■ **Task prompt**
Every record below should be printed exactly as given.

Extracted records
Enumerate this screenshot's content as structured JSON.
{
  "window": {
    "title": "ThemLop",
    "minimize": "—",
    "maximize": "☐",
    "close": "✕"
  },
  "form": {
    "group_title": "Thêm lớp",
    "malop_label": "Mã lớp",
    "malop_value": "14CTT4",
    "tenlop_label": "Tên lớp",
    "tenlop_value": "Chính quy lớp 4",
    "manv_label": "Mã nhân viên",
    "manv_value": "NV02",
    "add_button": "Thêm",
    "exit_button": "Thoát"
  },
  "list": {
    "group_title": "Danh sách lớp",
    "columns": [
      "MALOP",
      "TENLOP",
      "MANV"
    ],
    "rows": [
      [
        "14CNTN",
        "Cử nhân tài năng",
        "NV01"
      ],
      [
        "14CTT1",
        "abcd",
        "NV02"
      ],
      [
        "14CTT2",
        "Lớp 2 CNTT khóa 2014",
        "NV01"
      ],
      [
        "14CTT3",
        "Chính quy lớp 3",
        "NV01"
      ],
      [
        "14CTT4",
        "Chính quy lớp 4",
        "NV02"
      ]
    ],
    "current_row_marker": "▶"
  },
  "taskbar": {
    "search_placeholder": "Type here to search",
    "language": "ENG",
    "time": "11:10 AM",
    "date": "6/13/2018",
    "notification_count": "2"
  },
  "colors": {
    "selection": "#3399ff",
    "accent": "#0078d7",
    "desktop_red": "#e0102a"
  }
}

■ **Task response**
Enumerate this screenshot's content as structured JSON.
{
  "window": {
    "title": "ThemLop",
    "minimize": "—",
    "maximize": "☐",
    "close": "✕"
  },
  "form": {
    "group_title": "Thêm lớp",
    "malop_label": "Mã lớp",
    "malop_value": "14CTT4",
    "tenlop_label": "Tên lớp",
    "tenlop_value": "Chính quy lớp 4",
    "manv_label": "Mã nhân viên",
    "manv_value": "NV02",
    "add_button": "Thêm",
    "exit_button": "Thoát"
  },
  "list": {
    "group_title": "Danh sách lớp",
    "columns": [
      "MALOP",
      "TENLOP",
      "MANV"
    ],
    "rows": [
      [
        "14CNTN",
        "Cử nhân tài năng",
        "NV01"
      ],
      [
        "14CTT1",
        "abcd",
        "NV02"
      ],
      [
        "14CTT2",
        "Lớp 2 CNTT khóa 2014",
        "NV01"
      ],
      [
        "14CTT3",
        "Chính quy lớp 3",
        "NV01"
      ],
      [
        "14CTT4",
        "Chính quy lớp 4",
        "NV02"
      ]
    ],
    "current_row_marker": "▶"
  },
  "taskbar": {
    "search_placeholder": "Type here to search",
    "language": "ENG",
    "time": "11:10 AM",
    "date": "6/13/2018",
    "notification_count": "2"
  },
  "colors": {
    "selection": "#3399ff",
    "accent": "#0078d7",
    "desktop_red": "#e0102a"
  }
}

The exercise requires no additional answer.